Collected data entries:

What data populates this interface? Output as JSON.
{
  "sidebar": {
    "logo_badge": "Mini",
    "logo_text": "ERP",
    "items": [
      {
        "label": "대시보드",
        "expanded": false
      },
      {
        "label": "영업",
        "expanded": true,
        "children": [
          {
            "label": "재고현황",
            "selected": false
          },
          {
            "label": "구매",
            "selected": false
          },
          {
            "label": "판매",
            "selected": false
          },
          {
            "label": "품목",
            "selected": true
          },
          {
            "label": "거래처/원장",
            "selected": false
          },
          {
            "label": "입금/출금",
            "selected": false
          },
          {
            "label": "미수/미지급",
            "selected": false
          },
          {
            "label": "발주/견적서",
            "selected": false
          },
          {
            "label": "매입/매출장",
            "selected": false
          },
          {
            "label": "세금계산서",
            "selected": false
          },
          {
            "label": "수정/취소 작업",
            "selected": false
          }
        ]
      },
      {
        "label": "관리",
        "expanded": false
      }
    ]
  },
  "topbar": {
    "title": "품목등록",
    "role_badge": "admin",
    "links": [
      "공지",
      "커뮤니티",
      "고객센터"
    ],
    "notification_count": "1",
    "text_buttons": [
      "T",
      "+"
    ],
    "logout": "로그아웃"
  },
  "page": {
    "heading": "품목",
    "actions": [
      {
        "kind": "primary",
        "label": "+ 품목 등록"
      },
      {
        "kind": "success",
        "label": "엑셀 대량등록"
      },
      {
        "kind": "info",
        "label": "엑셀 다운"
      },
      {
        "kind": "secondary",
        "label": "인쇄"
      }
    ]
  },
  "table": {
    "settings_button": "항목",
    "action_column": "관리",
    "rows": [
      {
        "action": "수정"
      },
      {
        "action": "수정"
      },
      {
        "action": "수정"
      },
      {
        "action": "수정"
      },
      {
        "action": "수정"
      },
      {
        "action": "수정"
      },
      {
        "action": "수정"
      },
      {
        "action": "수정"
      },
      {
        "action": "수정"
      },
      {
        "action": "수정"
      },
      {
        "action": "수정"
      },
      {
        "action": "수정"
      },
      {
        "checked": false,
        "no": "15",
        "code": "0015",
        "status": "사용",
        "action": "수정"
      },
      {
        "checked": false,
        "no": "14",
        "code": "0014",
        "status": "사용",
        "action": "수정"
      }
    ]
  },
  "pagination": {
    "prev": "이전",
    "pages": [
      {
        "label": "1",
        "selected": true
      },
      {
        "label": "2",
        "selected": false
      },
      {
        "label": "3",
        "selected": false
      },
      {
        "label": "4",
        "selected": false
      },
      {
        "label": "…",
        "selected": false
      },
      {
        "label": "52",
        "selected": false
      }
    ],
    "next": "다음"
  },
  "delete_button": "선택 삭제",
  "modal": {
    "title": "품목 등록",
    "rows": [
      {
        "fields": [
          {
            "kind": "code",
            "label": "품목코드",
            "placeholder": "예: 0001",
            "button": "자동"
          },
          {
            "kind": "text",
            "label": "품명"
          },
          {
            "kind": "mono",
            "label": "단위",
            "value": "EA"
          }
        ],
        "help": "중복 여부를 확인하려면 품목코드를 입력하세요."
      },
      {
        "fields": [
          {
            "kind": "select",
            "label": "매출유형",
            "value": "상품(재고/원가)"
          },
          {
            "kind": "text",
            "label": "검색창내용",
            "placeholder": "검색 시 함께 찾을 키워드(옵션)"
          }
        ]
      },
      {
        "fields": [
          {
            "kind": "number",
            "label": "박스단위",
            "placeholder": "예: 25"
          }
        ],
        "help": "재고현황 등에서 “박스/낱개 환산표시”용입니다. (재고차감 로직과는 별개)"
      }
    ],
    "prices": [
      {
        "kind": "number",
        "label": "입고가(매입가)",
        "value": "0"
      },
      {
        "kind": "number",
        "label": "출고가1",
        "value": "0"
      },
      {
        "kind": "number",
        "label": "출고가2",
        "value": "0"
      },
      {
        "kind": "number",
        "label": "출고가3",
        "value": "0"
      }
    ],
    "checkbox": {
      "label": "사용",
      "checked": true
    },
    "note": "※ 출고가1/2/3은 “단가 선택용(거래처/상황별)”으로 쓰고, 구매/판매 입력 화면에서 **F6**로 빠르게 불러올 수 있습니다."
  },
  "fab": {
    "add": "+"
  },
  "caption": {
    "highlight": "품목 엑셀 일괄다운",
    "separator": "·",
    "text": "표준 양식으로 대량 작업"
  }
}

Problem requirements: Go through the listing and print each line exactly as it appears.

Response below:
What data populates this interface? Output as JSON.
{
  "sidebar": {
    "logo_badge": "Mini",
    "logo_text": "ERP",
    "items": [
      {
        "label": "대시보드",
        "expanded": false
      },
      {
        "label": "영업",
        "expanded": true,
        "children": [
          {
            "label": "재고현황",
            "selected": false
          },
          {
            "label": "구매",
            "selected": false
          },
          {
            "label": "판매",
            "selected": false
          },
          {
            "label": "품목",
            "selected": true
          },
          {
            "label": "거래처/원장",
            "selected": false
          },
          {
            "label": "입금/출금",
            "selected": false
          },
          {
            "label": "미수/미지급",
            "selected": false
          },
          {
            "label": "발주/견적서",
            "selected": false
          },
          {
            "label": "매입/매출장",
            "selected": false
          },
          {
            "label": "세금계산서",
            "selected": false
          },
          {
            "label": "수정/취소 작업",
            "selected": false
          }
        ]
      },
      {
        "label": "관리",
        "expanded": false
      }
    ]
  },
  "topbar": {
    "title": "품목등록",
    "role_badge": "admin",
    "links": [
      "공지",
      "커뮤니티",
      "고객센터"
    ],
    "notification_count": "1",
    "text_buttons": [
      "T",
      "+"
    ],
    "logout": "로그아웃"
  },
  "page": {
    "heading": "품목",
    "actions": [
      {
        "kind": "primary",
        "label": "+ 품목 등록"
      },
      {
        "kind": "success",
        "label": "엑셀 대량등록"
      },
      {
        "kind": "info",
        "label": "엑셀 다운"
      },
      {
        "kind": "secondary",
        "label": "인쇄"
      }
    ]
  },
  "table": {
    "settings_button": "항목",
    "action_column": "관리",
    "rows": [
      {
        "action": "수정"
      },
      {
        "action": "수정"
      },
      {
        "action": "수정"
      },
      {
        "action": "수정"
      },
      {
        "action": "수정"
      },
      {
        "action": "수정"
      },
      {
        "action": "수정"
      },
      {
        "action": "수정"
      },
      {
        "action": "수정"
      },
      {
        "action": "수정"
      },
      {
        "action": "수정"
      },
      {
        "action": "수정"
      },
      {
        "checked": false,
        "no": "15",
        "code": "0015",
        "status": "사용",
        "action": "수정"
      },
      {
        "checked": false,
        "no": "14",
        "code": "0014",
        "status": "사용",
        "action": "수정"
      }
    ]
  },
  "pagination": {
    "prev": "이전",
    "pages": [
      {
        "label": "1",
        "selected": true
      },
      {
        "label": "2",
        "selected": false
      },
      {
        "label": "3",
        "selected": false
      },
      {
        "label": "4",
        "selected": false
      },
      {
        "label": "…",
        "selected": false
      },
      {
        "label": "52",
        "selected": false
      }
    ],
    "next": "다음"
  },
  "delete_button": "선택 삭제",
  "modal": {
    "title": "품목 등록",
    "rows": [
      {
        "fields": [
          {
            "kind": "code",
            "label": "품목코드",
            "placeholder": "예: 0001",
            "button": "자동"
          },
          {
            "kind": "text",
            "label": "품명"
          },
          {
            "kind": "mono",
            "label": "단위",
            "value": "EA"
          }
        ],
        "help": "중복 여부를 확인하려면 품목코드를 입력하세요."
      },
      {
        "fields": [
          {
            "kind": "select",
            "label": "매출유형",
            "value": "상품(재고/원가)"
          },
          {
            "kind": "text",
            "label": "검색창내용",
            "placeholder": "검색 시 함께 찾을 키워드(옵션)"
          }
        ]
      },
      {
        "fields": [
          {
            "kind": "number",
            "label": "박스단위",
            "placeholder": "예: 25"
          }
        ],
        "help": "재고현황 등에서 “박스/낱개 환산표시”용입니다. (재고차감 로직과는 별개)"
      }
    ],
    "prices": [
      {
        "kind": "number",
        "label": "입고가(매입가)",
        "value": "0"
      },
      {
        "kind": "number",
        "label": "출고가1",
        "value": "0"
      },
      {
        "kind": "number",
        "label": "출고가2",
        "value": "0"
      },
      {
        "kind": "number",
        "label": "출고가3",
        "value": "0"
      }
    ],
    "checkbox": {
      "label": "사용",
      "checked": true
    },
    "note": "※ 출고가1/2/3은 “단가 선택용(거래처/상황별)”으로 쓰고, 구매/판매 입력 화면에서 **F6**로 빠르게 불러올 수 있습니다."
  },
  "fab": {
    "add": "+"
  },
  "caption": {
    "highlight": "품목 엑셀 일괄다운",
    "separator": "·",
    "text": "표준 양식으로 대량 작업"
  }
}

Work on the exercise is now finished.